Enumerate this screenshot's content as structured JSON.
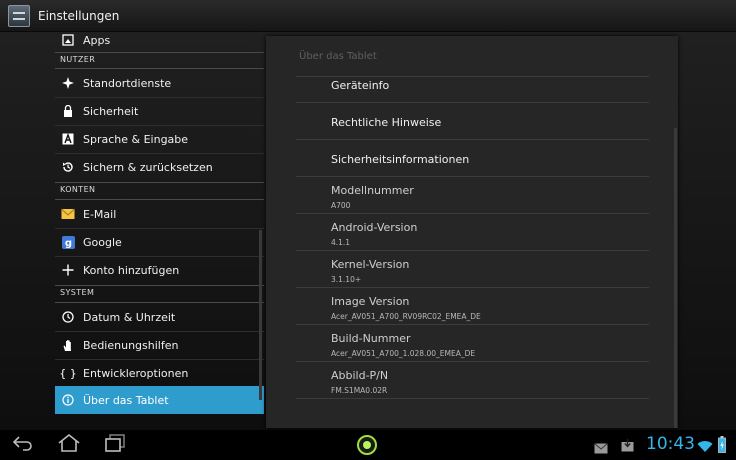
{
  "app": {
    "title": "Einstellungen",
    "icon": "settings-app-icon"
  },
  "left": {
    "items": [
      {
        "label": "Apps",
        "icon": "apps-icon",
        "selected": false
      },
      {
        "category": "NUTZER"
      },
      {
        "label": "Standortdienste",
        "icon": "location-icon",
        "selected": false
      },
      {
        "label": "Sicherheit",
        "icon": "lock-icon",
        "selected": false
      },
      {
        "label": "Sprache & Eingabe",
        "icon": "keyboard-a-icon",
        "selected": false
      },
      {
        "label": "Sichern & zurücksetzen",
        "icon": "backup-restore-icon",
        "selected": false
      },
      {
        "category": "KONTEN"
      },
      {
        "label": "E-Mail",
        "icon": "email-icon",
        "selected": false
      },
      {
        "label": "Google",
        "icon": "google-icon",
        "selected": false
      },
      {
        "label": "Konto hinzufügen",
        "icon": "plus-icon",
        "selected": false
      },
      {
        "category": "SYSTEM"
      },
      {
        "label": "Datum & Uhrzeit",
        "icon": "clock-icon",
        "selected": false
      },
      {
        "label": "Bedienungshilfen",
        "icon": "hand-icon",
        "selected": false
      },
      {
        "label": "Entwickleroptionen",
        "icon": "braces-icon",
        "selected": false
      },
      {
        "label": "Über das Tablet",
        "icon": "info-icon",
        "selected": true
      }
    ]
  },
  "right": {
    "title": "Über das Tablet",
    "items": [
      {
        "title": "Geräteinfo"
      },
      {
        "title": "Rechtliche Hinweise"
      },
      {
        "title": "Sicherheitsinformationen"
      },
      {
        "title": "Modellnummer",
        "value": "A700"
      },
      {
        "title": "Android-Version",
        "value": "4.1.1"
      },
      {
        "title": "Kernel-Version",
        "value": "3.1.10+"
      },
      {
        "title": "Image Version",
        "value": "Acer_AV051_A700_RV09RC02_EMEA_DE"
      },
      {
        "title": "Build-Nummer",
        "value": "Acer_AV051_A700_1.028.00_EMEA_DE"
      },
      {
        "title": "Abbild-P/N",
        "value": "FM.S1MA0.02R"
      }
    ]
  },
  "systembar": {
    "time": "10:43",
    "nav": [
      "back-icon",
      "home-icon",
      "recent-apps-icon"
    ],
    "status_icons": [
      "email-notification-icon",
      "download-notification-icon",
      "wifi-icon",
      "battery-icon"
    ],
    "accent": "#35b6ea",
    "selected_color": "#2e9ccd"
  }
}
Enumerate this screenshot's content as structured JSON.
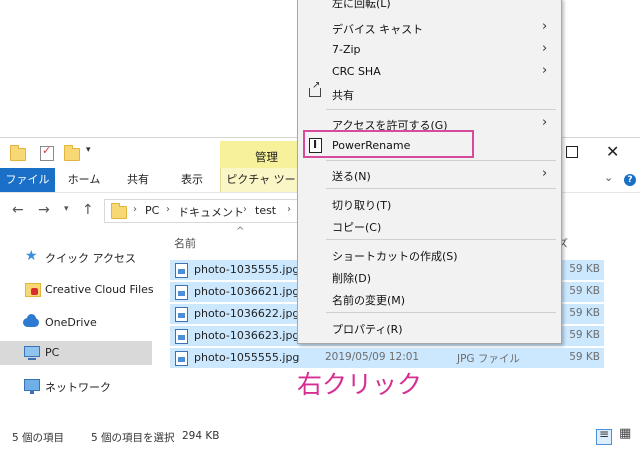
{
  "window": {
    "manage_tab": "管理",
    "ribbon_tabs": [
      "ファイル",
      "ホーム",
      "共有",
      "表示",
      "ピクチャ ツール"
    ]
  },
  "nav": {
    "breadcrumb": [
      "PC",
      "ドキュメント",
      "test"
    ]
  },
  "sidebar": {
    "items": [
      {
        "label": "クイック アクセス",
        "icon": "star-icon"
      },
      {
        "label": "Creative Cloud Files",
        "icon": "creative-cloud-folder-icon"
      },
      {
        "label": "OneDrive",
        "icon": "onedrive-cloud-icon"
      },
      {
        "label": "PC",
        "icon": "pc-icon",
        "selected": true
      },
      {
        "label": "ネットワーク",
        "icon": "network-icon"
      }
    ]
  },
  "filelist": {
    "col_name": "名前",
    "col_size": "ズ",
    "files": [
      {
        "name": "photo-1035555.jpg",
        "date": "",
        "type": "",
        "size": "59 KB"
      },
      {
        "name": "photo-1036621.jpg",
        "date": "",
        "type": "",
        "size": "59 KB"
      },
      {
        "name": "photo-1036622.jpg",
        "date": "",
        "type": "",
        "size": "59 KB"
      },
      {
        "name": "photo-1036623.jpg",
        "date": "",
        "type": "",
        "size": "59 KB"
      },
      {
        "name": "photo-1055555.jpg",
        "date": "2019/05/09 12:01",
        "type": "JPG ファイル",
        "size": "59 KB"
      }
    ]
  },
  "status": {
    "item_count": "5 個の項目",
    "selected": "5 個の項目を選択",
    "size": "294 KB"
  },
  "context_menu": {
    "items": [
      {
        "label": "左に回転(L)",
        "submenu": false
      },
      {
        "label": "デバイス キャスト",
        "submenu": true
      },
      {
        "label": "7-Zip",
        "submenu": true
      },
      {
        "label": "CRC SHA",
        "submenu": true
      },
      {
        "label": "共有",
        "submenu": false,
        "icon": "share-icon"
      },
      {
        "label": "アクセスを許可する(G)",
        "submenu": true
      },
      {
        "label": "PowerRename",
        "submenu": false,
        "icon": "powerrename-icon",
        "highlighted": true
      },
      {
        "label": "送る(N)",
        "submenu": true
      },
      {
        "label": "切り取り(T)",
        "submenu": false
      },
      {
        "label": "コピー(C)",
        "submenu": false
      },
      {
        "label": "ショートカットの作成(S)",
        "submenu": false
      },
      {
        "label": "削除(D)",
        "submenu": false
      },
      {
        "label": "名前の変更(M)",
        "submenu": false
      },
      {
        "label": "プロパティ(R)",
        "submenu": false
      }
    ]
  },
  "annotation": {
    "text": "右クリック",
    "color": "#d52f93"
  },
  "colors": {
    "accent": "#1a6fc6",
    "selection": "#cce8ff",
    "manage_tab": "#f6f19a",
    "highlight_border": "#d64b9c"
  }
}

Stated task:
The material above must be printed exactly, with its pictures left out.

Exercise result:
Enumerate this screenshot's content as structured JSON.
{
  "app": {
    "title": "Einstellungen",
    "icon": "settings-app-icon"
  },
  "left": {
    "items": [
      {
        "label": "Apps",
        "icon": "apps-icon",
        "selected": false
      },
      {
        "category": "NUTZER"
      },
      {
        "label": "Standortdienste",
        "icon": "location-icon",
        "selected": false
      },
      {
        "label": "Sicherheit",
        "icon": "lock-icon",
        "selected": false
      },
      {
        "label": "Sprache & Eingabe",
        "icon": "keyboard-a-icon",
        "selected": false
      },
      {
        "label": "Sichern & zurücksetzen",
        "icon": "backup-restore-icon",
        "selected": false
      },
      {
        "category": "KONTEN"
      },
      {
        "label": "E-Mail",
        "icon": "email-icon",
        "selected": false
      },
      {
        "label": "Google",
        "icon": "google-icon",
        "selected": false
      },
      {
        "label": "Konto hinzufügen",
        "icon": "plus-icon",
        "selected": false
      },
      {
        "category": "SYSTEM"
      },
      {
        "label": "Datum & Uhrzeit",
        "icon": "clock-icon",
        "selected": false
      },
      {
        "label": "Bedienungshilfen",
        "icon": "hand-icon",
        "selected": false
      },
      {
        "label": "Entwickleroptionen",
        "icon": "braces-icon",
        "selected": false
      },
      {
        "label": "Über das Tablet",
        "icon": "info-icon",
        "selected": true
      }
    ]
  },
  "right": {
    "title": "Über das Tablet",
    "items": [
      {
        "title": "Geräteinfo"
      },
      {
        "title": "Rechtliche Hinweise"
      },
      {
        "title": "Sicherheitsinformationen"
      },
      {
        "title": "Modellnummer",
        "value": "A700"
      },
      {
        "title": "Android-Version",
        "value": "4.1.1"
      },
      {
        "title": "Kernel-Version",
        "value": "3.1.10+"
      },
      {
        "title": "Image Version",
        "value": "Acer_AV051_A700_RV09RC02_EMEA_DE"
      },
      {
        "title": "Build-Nummer",
        "value": "Acer_AV051_A700_1.028.00_EMEA_DE"
      },
      {
        "title": "Abbild-P/N",
        "value": "FM.S1MA0.02R"
      }
    ]
  },
  "systembar": {
    "time": "10:43",
    "nav": [
      "back-icon",
      "home-icon",
      "recent-apps-icon"
    ],
    "status_icons": [
      "email-notification-icon",
      "download-notification-icon",
      "wifi-icon",
      "battery-icon"
    ],
    "accent": "#35b6ea",
    "selected_color": "#2e9ccd"
  }
}
Enumerate this screenshot's content as structured JSON.
{
  "window": {
    "manage_tab": "管理",
    "ribbon_tabs": [
      "ファイル",
      "ホーム",
      "共有",
      "表示",
      "ピクチャ ツール"
    ]
  },
  "nav": {
    "breadcrumb": [
      "PC",
      "ドキュメント",
      "test"
    ]
  },
  "sidebar": {
    "items": [
      {
        "label": "クイック アクセス",
        "icon": "star-icon"
      },
      {
        "label": "Creative Cloud Files",
        "icon": "creative-cloud-folder-icon"
      },
      {
        "label": "OneDrive",
        "icon": "onedrive-cloud-icon"
      },
      {
        "label": "PC",
        "icon": "pc-icon",
        "selected": true
      },
      {
        "label": "ネットワーク",
        "icon": "network-icon"
      }
    ]
  },
  "filelist": {
    "col_name": "名前",
    "col_size": "ズ",
    "files": [
      {
        "name": "photo-1035555.jpg",
        "date": "",
        "type": "",
        "size": "59 KB"
      },
      {
        "name": "photo-1036621.jpg",
        "date": "",
        "type": "",
        "size": "59 KB"
      },
      {
        "name": "photo-1036622.jpg",
        "date": "",
        "type": "",
        "size": "59 KB"
      },
      {
        "name": "photo-1036623.jpg",
        "date": "",
        "type": "",
        "size": "59 KB"
      },
      {
        "name": "photo-1055555.jpg",
        "date": "2019/05/09 12:01",
        "type": "JPG ファイル",
        "size": "59 KB"
      }
    ]
  },
  "status": {
    "item_count": "5 個の項目",
    "selected": "5 個の項目を選択",
    "size": "294 KB"
  },
  "context_menu": {
    "items": [
      {
        "label": "左に回転(L)",
        "submenu": false
      },
      {
        "label": "デバイス キャスト",
        "submenu": true
      },
      {
        "label": "7-Zip",
        "submenu": true
      },
      {
        "label": "CRC SHA",
        "submenu": true
      },
      {
        "label": "共有",
        "submenu": false,
        "icon": "share-icon"
      },
      {
        "label": "アクセスを許可する(G)",
        "submenu": true
      },
      {
        "label": "PowerRename",
        "submenu": false,
        "icon": "powerrename-icon",
        "highlighted": true
      },
      {
        "label": "送る(N)",
        "submenu": true
      },
      {
        "label": "切り取り(T)",
        "submenu": false
      },
      {
        "label": "コピー(C)",
        "submenu": false
      },
      {
        "label": "ショートカットの作成(S)",
        "submenu": false
      },
      {
        "label": "削除(D)",
        "submenu": false
      },
      {
        "label": "名前の変更(M)",
        "submenu": false
      },
      {
        "label": "プロパティ(R)",
        "submenu": false
      }
    ]
  },
  "annotation": {
    "text": "右クリック",
    "color": "#d52f93"
  },
  "colors": {
    "accent": "#1a6fc6",
    "selection": "#cce8ff",
    "manage_tab": "#f6f19a",
    "highlight_border": "#d64b9c"
  }
}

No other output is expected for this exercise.